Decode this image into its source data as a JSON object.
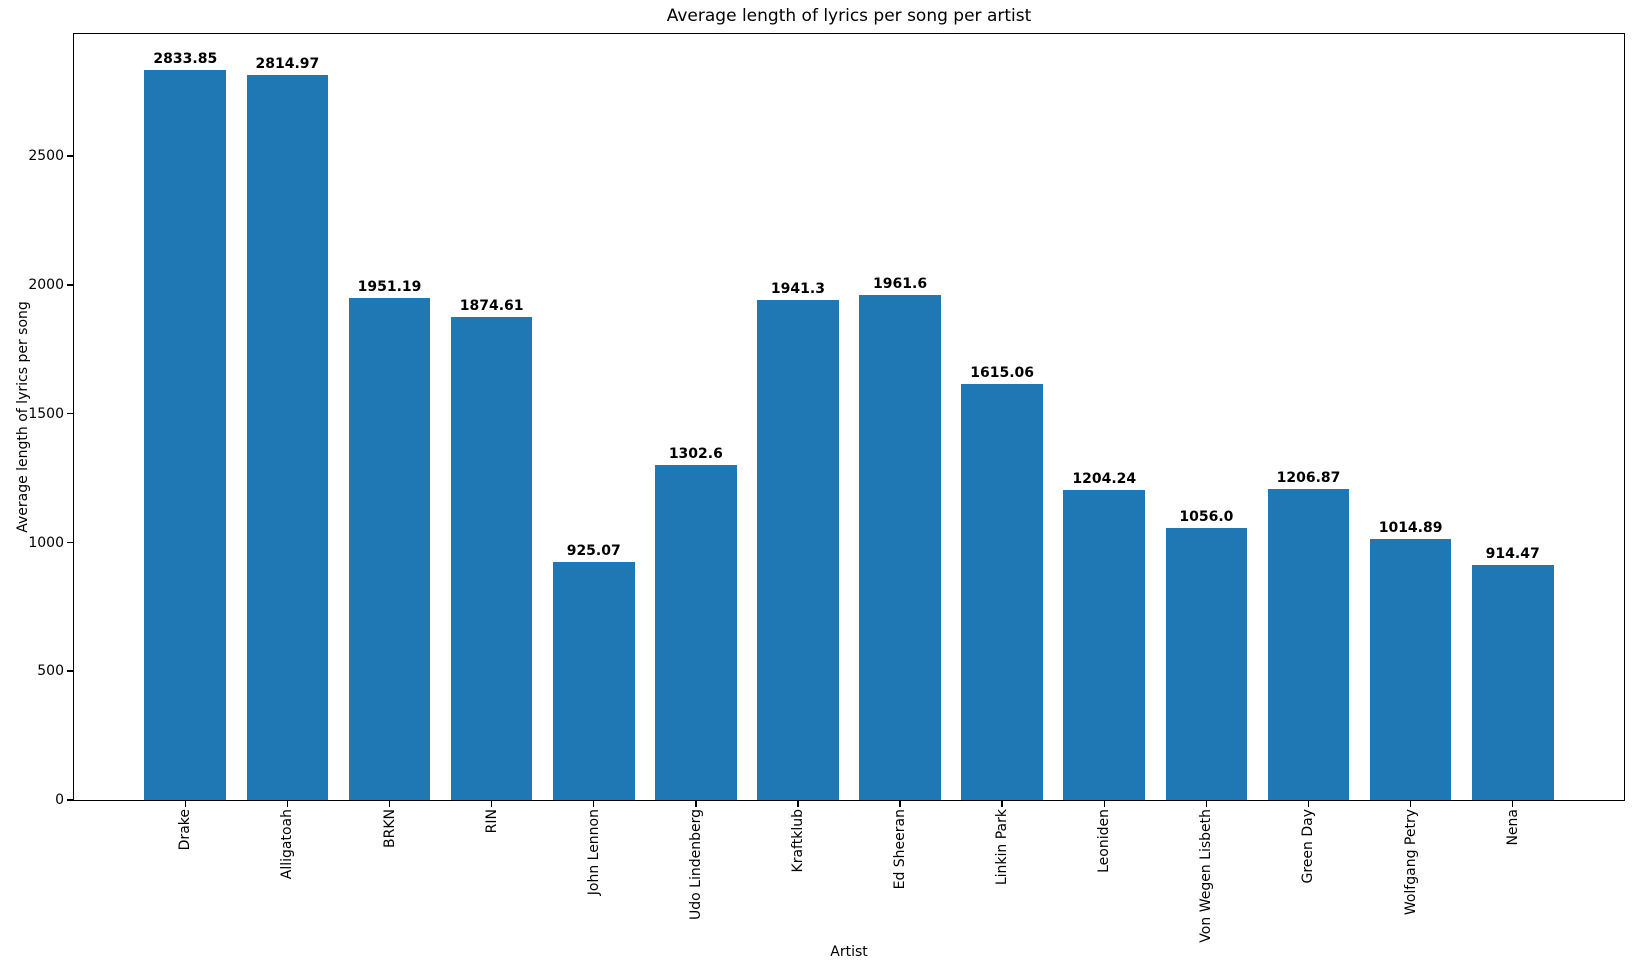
{
  "chart_data": {
    "type": "bar",
    "title": "Average length of lyrics per song per artist",
    "xlabel": "Artist",
    "ylabel": "Average length of lyrics per song",
    "categories": [
      "Drake",
      "Alligatoah",
      "BRKN",
      "RIN",
      "John Lennon",
      "Udo Lindenberg",
      "Kraftklub",
      "Ed Sheeran",
      "Linkin Park",
      "Leoniden",
      "Von Wegen Lisbeth",
      "Green Day",
      "Wolfgang Petry",
      "Nena"
    ],
    "values": [
      2833.85,
      2814.97,
      1951.19,
      1874.61,
      925.07,
      1302.6,
      1941.3,
      1961.6,
      1615.06,
      1204.24,
      1056.0,
      1206.87,
      1014.89,
      914.47
    ],
    "value_labels": [
      "2833.85",
      "2814.97",
      "1951.19",
      "1874.61",
      "925.07",
      "1302.6",
      "1941.3",
      "1961.6",
      "1615.06",
      "1204.24",
      "1056.0",
      "1206.87",
      "1014.89",
      "914.47"
    ],
    "y_ticks": [
      "0",
      "500",
      "1000",
      "1500",
      "2000",
      "2500"
    ],
    "ylim": [
      0,
      2975
    ],
    "bar_color": "#1f77b4",
    "x_tick_rotation": 90,
    "grid": false,
    "legend_position": "none",
    "background_color": "#ffffff"
  }
}
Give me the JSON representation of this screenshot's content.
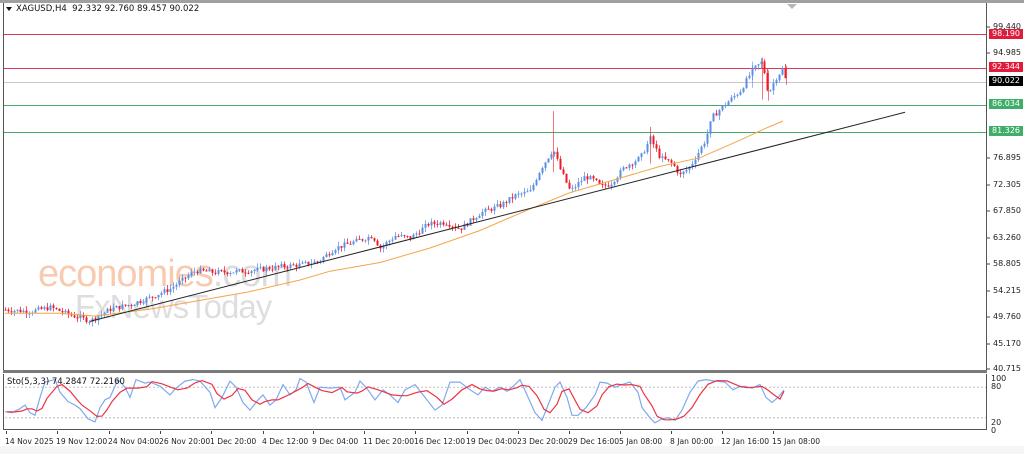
{
  "header": {
    "symbol": "XAGUSD,H4",
    "ohlc": "92.332 92.760 89.457 90.022",
    "open": 92.332,
    "high": 92.76,
    "low": 89.457,
    "close": 90.022
  },
  "indicator": {
    "label": "Sto(5,3,3) 74.2847 72.2160",
    "name": "Sto(5,3,3)",
    "main": 74.2847,
    "signal": 72.216,
    "levels": [
      "100",
      "80",
      "20",
      "0"
    ]
  },
  "price_axis": [
    "99.440",
    "94.985",
    "76.895",
    "72.305",
    "67.850",
    "63.260",
    "58.805",
    "54.215",
    "49.760",
    "45.170",
    "40.715"
  ],
  "price_tags": {
    "r1": "98.190",
    "r2": "92.344",
    "current": "90.022",
    "s1": "86.034",
    "s2": "81.326"
  },
  "time_axis": [
    "14 Nov 2025",
    "19 Nov 12:00",
    "24 Nov 04:00",
    "26 Nov 20:00",
    "1 Dec 20:00",
    "4 Dec 12:00",
    "9 Dec 04:00",
    "11 Dec 20:00",
    "16 Dec 12:00",
    "19 Dec 04:00",
    "23 Dec 20:00",
    "29 Dec 16:00",
    "5 Jan 08:00",
    "8 Jan 00:00",
    "12 Jan 16:00",
    "15 Jan 08:00"
  ],
  "watermark": {
    "line1_a": "economies",
    "line1_b": ".com",
    "line2": "FxNewsToday"
  },
  "colors": {
    "bull": "#5b8fe6",
    "bear": "#f0192a",
    "resistance": "#d83c5a",
    "support": "#4aa96c",
    "current": "#000000",
    "ma": "#f5a54a",
    "trendline": "#222222",
    "sto_main": "#7fa9ee",
    "sto_signal": "#ee3344"
  },
  "chart_data": {
    "type": "candlestick",
    "title": "XAGUSD,H4",
    "xlabel": "",
    "ylabel": "",
    "ylim": [
      40.715,
      99.44
    ],
    "grid": false,
    "categories": [
      "14 Nov 2025",
      "19 Nov 12:00",
      "24 Nov 04:00",
      "26 Nov 20:00",
      "1 Dec 20:00",
      "4 Dec 12:00",
      "9 Dec 04:00",
      "11 Dec 20:00",
      "16 Dec 12:00",
      "19 Dec 04:00",
      "23 Dec 20:00",
      "29 Dec 16:00",
      "5 Jan 08:00",
      "8 Jan 00:00",
      "12 Jan 16:00",
      "15 Jan 08:00"
    ],
    "series": [
      {
        "name": "Close (approx at tick)",
        "values": [
          50.8,
          49.2,
          51.5,
          54.0,
          57.6,
          57.8,
          58.8,
          62.5,
          64.8,
          66.5,
          71.5,
          72.0,
          79.2,
          75.5,
          88.5,
          90.0
        ]
      },
      {
        "name": "MA",
        "values": [
          50.5,
          50.2,
          51.0,
          52.2,
          53.5,
          55.0,
          57.0,
          59.6,
          62.5,
          65.0,
          68.5,
          71.5,
          74.0,
          76.0,
          80.0,
          82.5
        ]
      },
      {
        "name": "Stochastic %K",
        "values": [
          25,
          10,
          55,
          60,
          80,
          50,
          30,
          60,
          45,
          55,
          90,
          55,
          90,
          15,
          95,
          74.28
        ]
      },
      {
        "name": "Stochastic %D",
        "values": [
          22,
          12,
          50,
          62,
          78,
          52,
          35,
          58,
          48,
          52,
          85,
          58,
          85,
          18,
          90,
          72.22
        ]
      }
    ],
    "horizontal_levels": [
      {
        "name": "resistance",
        "value": 98.19,
        "color": "#d83c5a"
      },
      {
        "name": "resistance",
        "value": 92.344,
        "color": "#d83c5a"
      },
      {
        "name": "current",
        "value": 90.022,
        "color": "#000000"
      },
      {
        "name": "support",
        "value": 86.034,
        "color": "#4aa96c"
      },
      {
        "name": "support",
        "value": 81.326,
        "color": "#4aa96c"
      }
    ],
    "trendline": {
      "from": [
        "19 Nov 12:00",
        48.9
      ],
      "to": [
        "after 15 Jan 08:00",
        84.8
      ]
    },
    "indicator_levels": [
      80,
      20
    ],
    "indicator_ylim": [
      0,
      100
    ]
  }
}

> [Goal]: Your copy should match the records word for word, with the pictures removed.

> [Expected output]:
Decode this image into its source data as a JSON object.
{
  "chart_data": {
    "type": "bar",
    "title": "Average length of lyrics per song per artist",
    "xlabel": "Artist",
    "ylabel": "Average length of lyrics per song",
    "categories": [
      "Drake",
      "Alligatoah",
      "BRKN",
      "RIN",
      "John Lennon",
      "Udo Lindenberg",
      "Kraftklub",
      "Ed Sheeran",
      "Linkin Park",
      "Leoniden",
      "Von Wegen Lisbeth",
      "Green Day",
      "Wolfgang Petry",
      "Nena"
    ],
    "values": [
      2833.85,
      2814.97,
      1951.19,
      1874.61,
      925.07,
      1302.6,
      1941.3,
      1961.6,
      1615.06,
      1204.24,
      1056.0,
      1206.87,
      1014.89,
      914.47
    ],
    "value_labels": [
      "2833.85",
      "2814.97",
      "1951.19",
      "1874.61",
      "925.07",
      "1302.6",
      "1941.3",
      "1961.6",
      "1615.06",
      "1204.24",
      "1056.0",
      "1206.87",
      "1014.89",
      "914.47"
    ],
    "y_ticks": [
      "0",
      "500",
      "1000",
      "1500",
      "2000",
      "2500"
    ],
    "ylim": [
      0,
      2975
    ],
    "bar_color": "#1f77b4",
    "x_tick_rotation": 90,
    "grid": false,
    "legend_position": "none",
    "background_color": "#ffffff"
  }
}
Give me the JSON representation of this screenshot's content.
{
  "header": {
    "symbol": "XAGUSD,H4",
    "ohlc": "92.332 92.760 89.457 90.022",
    "open": 92.332,
    "high": 92.76,
    "low": 89.457,
    "close": 90.022
  },
  "indicator": {
    "label": "Sto(5,3,3) 74.2847 72.2160",
    "name": "Sto(5,3,3)",
    "main": 74.2847,
    "signal": 72.216,
    "levels": [
      "100",
      "80",
      "20",
      "0"
    ]
  },
  "price_axis": [
    "99.440",
    "94.985",
    "76.895",
    "72.305",
    "67.850",
    "63.260",
    "58.805",
    "54.215",
    "49.760",
    "45.170",
    "40.715"
  ],
  "price_tags": {
    "r1": "98.190",
    "r2": "92.344",
    "current": "90.022",
    "s1": "86.034",
    "s2": "81.326"
  },
  "time_axis": [
    "14 Nov 2025",
    "19 Nov 12:00",
    "24 Nov 04:00",
    "26 Nov 20:00",
    "1 Dec 20:00",
    "4 Dec 12:00",
    "9 Dec 04:00",
    "11 Dec 20:00",
    "16 Dec 12:00",
    "19 Dec 04:00",
    "23 Dec 20:00",
    "29 Dec 16:00",
    "5 Jan 08:00",
    "8 Jan 00:00",
    "12 Jan 16:00",
    "15 Jan 08:00"
  ],
  "watermark": {
    "line1_a": "economies",
    "line1_b": ".com",
    "line2": "FxNewsToday"
  },
  "colors": {
    "bull": "#5b8fe6",
    "bear": "#f0192a",
    "resistance": "#d83c5a",
    "support": "#4aa96c",
    "current": "#000000",
    "ma": "#f5a54a",
    "trendline": "#222222",
    "sto_main": "#7fa9ee",
    "sto_signal": "#ee3344"
  },
  "chart_data": {
    "type": "candlestick",
    "title": "XAGUSD,H4",
    "xlabel": "",
    "ylabel": "",
    "ylim": [
      40.715,
      99.44
    ],
    "grid": false,
    "categories": [
      "14 Nov 2025",
      "19 Nov 12:00",
      "24 Nov 04:00",
      "26 Nov 20:00",
      "1 Dec 20:00",
      "4 Dec 12:00",
      "9 Dec 04:00",
      "11 Dec 20:00",
      "16 Dec 12:00",
      "19 Dec 04:00",
      "23 Dec 20:00",
      "29 Dec 16:00",
      "5 Jan 08:00",
      "8 Jan 00:00",
      "12 Jan 16:00",
      "15 Jan 08:00"
    ],
    "series": [
      {
        "name": "Close (approx at tick)",
        "values": [
          50.8,
          49.2,
          51.5,
          54.0,
          57.6,
          57.8,
          58.8,
          62.5,
          64.8,
          66.5,
          71.5,
          72.0,
          79.2,
          75.5,
          88.5,
          90.0
        ]
      },
      {
        "name": "MA",
        "values": [
          50.5,
          50.2,
          51.0,
          52.2,
          53.5,
          55.0,
          57.0,
          59.6,
          62.5,
          65.0,
          68.5,
          71.5,
          74.0,
          76.0,
          80.0,
          82.5
        ]
      },
      {
        "name": "Stochastic %K",
        "values": [
          25,
          10,
          55,
          60,
          80,
          50,
          30,
          60,
          45,
          55,
          90,
          55,
          90,
          15,
          95,
          74.28
        ]
      },
      {
        "name": "Stochastic %D",
        "values": [
          22,
          12,
          50,
          62,
          78,
          52,
          35,
          58,
          48,
          52,
          85,
          58,
          85,
          18,
          90,
          72.22
        ]
      }
    ],
    "horizontal_levels": [
      {
        "name": "resistance",
        "value": 98.19,
        "color": "#d83c5a"
      },
      {
        "name": "resistance",
        "value": 92.344,
        "color": "#d83c5a"
      },
      {
        "name": "current",
        "value": 90.022,
        "color": "#000000"
      },
      {
        "name": "support",
        "value": 86.034,
        "color": "#4aa96c"
      },
      {
        "name": "support",
        "value": 81.326,
        "color": "#4aa96c"
      }
    ],
    "trendline": {
      "from": [
        "19 Nov 12:00",
        48.9
      ],
      "to": [
        "after 15 Jan 08:00",
        84.8
      ]
    },
    "indicator_levels": [
      80,
      20
    ],
    "indicator_ylim": [
      0,
      100
    ]
  }
}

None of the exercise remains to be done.